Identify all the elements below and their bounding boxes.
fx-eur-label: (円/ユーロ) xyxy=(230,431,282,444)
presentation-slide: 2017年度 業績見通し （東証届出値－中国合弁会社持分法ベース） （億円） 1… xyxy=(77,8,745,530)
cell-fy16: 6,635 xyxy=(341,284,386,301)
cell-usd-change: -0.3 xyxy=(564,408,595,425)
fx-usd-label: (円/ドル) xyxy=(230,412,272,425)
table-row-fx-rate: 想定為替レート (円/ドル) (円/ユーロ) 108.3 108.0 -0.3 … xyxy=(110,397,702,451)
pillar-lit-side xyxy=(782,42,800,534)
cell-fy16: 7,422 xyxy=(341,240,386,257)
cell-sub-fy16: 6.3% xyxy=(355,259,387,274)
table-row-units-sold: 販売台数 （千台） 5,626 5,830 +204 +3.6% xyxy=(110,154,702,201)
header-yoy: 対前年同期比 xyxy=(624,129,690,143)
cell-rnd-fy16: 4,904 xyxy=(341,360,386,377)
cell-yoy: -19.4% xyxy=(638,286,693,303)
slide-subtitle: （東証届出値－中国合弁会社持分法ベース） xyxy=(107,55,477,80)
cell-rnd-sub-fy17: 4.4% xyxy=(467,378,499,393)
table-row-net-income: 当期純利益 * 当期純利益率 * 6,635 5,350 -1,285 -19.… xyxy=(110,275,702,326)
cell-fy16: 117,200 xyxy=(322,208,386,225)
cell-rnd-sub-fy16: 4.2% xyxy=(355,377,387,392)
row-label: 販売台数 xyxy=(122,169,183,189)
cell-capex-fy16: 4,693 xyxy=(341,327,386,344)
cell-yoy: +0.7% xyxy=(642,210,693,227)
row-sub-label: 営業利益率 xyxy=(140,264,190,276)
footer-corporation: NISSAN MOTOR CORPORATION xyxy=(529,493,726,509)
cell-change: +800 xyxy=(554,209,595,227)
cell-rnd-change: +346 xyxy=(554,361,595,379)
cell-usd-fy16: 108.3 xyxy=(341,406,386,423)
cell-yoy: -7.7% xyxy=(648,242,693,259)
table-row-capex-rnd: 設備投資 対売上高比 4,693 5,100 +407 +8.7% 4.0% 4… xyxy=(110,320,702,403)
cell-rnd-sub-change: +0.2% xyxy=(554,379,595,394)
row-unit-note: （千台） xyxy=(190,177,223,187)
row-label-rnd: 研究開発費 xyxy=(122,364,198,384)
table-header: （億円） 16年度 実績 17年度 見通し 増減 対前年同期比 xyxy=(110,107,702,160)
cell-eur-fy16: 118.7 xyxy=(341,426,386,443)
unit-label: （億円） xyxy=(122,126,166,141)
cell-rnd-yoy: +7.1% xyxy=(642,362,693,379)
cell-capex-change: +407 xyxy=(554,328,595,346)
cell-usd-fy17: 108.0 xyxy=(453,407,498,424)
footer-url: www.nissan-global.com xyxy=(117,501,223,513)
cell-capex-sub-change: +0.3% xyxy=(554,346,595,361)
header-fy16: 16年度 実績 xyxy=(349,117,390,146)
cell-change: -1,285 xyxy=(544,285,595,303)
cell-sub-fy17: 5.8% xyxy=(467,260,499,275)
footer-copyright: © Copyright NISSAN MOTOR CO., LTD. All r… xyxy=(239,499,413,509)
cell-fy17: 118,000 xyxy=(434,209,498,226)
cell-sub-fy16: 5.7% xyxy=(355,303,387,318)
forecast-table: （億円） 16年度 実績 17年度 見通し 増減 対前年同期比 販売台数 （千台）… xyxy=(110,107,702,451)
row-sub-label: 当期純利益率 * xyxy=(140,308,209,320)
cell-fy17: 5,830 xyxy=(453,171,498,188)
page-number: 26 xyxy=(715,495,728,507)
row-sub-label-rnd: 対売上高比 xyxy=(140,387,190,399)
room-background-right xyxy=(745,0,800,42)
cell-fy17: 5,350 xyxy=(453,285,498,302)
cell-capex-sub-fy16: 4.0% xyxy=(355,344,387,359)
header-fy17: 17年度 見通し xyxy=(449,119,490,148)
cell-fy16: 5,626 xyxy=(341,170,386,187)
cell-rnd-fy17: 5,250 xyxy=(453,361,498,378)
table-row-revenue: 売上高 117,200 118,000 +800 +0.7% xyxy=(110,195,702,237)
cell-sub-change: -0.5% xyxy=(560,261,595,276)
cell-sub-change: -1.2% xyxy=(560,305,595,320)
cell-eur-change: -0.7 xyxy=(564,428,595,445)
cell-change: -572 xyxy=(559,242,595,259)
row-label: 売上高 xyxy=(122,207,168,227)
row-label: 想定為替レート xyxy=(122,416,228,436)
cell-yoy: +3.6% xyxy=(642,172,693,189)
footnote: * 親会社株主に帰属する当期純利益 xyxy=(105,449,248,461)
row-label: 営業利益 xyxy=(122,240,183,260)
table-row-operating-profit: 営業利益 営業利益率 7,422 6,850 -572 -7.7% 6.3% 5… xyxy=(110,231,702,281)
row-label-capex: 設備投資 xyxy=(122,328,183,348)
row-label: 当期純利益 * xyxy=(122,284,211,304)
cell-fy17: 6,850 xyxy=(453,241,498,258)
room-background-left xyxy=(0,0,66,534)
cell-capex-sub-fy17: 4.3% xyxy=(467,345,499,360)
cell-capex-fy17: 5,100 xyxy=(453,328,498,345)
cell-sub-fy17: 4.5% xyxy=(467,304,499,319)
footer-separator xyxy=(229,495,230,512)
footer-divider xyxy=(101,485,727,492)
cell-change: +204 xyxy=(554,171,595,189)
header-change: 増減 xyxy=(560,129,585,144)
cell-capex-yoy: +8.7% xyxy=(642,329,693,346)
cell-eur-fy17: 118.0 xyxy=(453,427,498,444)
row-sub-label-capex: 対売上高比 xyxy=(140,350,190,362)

########

EXERCISE PROMPT: Format the listing, starting at its first line and ending at the line that contains "cell-capex-change: +407 xyxy=(554,328,595,346)", as a JSON list of strings with one string per line and blank lines left out.

OUTPUT:
[
  "Identify all the elements below and their bounding boxes.",
  "fx-eur-label: (円/ユーロ) xyxy=(230,431,282,444)",
  "presentation-slide: 2017年度 業績見通し （東証届出値－中国合弁会社持分法ベース） （億円） 1… xyxy=(77,8,745,530)",
  "cell-fy16: 6,635 xyxy=(341,284,386,301)",
  "cell-usd-change: -0.3 xyxy=(564,408,595,425)",
  "fx-usd-label: (円/ドル) xyxy=(230,412,272,425)",
  "table-row-fx-rate: 想定為替レート (円/ドル) (円/ユーロ) 108.3 108.0 -0.3 … xyxy=(110,397,702,451)",
  "pillar-lit-side xyxy=(782,42,800,534)",
  "cell-fy16: 7,422 xyxy=(341,240,386,257)",
  "cell-sub-fy16: 6.3% xyxy=(355,259,387,274)",
  "table-row-units-sold: 販売台数 （千台） 5,626 5,830 +204 +3.6% xyxy=(110,154,702,201)",
  "header-yoy: 対前年同期比 xyxy=(624,129,690,143)",
  "cell-rnd-fy16: 4,904 xyxy=(341,360,386,377)",
  "cell-yoy: -19.4% xyxy=(638,286,693,303)",
  "slide-subtitle: （東証届出値－中国合弁会社持分法ベース） xyxy=(107,55,477,80)",
  "cell-rnd-sub-fy17: 4.4% xyxy=(467,378,499,393)",
  "table-row-net-income: 当期純利益 * 当期純利益率 * 6,635 5,350 -1,285 -19.… xyxy=(110,275,702,326)",
  "cell-fy16: 117,200 xyxy=(322,208,386,225)",
  "cell-rnd-sub-fy16: 4.2% xyxy=(355,377,387,392)",
  "row-label: 販売台数 xyxy=(122,169,183,189)",
  "cell-capex-fy16: 4,693 xyxy=(341,327,386,344)",
  "cell-yoy: +0.7% xyxy=(642,210,693,227)",
  "row-sub-label: 営業利益率 xyxy=(140,264,190,276)",
  "footer-corporation: NISSAN MOTOR CORPORATION xyxy=(529,493,726,509)",
  "cell-change: +800 xyxy=(554,209,595,227)",
  "cell-rnd-change: +346 xyxy=(554,361,595,379)",
  "cell-usd-fy16: 108.3 xyxy=(341,406,386,423)",
  "cell-yoy: -7.7% xyxy=(648,242,693,259)",
  "table-row-capex-rnd: 設備投資 対売上高比 4,693 5,100 +407 +8.7% 4.0% 4… xyxy=(110,320,702,403)",
  "cell-rnd-sub-change: +0.2% xyxy=(554,379,595,394)",
  "row-unit-note: （千台） xyxy=(190,177,223,187)",
  "row-label-rnd: 研究開発費 xyxy=(122,364,198,384)",
  "table-header: （億円） 16年度 実績 17年度 見通し 増減 対前年同期比 xyxy=(110,107,702,160)",
  "cell-eur-fy16: 118.7 xyxy=(341,426,386,443)",
  "unit-label: （億円） xyxy=(122,126,166,141)",
  "cell-rnd-yoy: +7.1% xyxy=(642,362,693,379)",
  "cell-capex-change: +407 xyxy=(554,328,595,346)"
]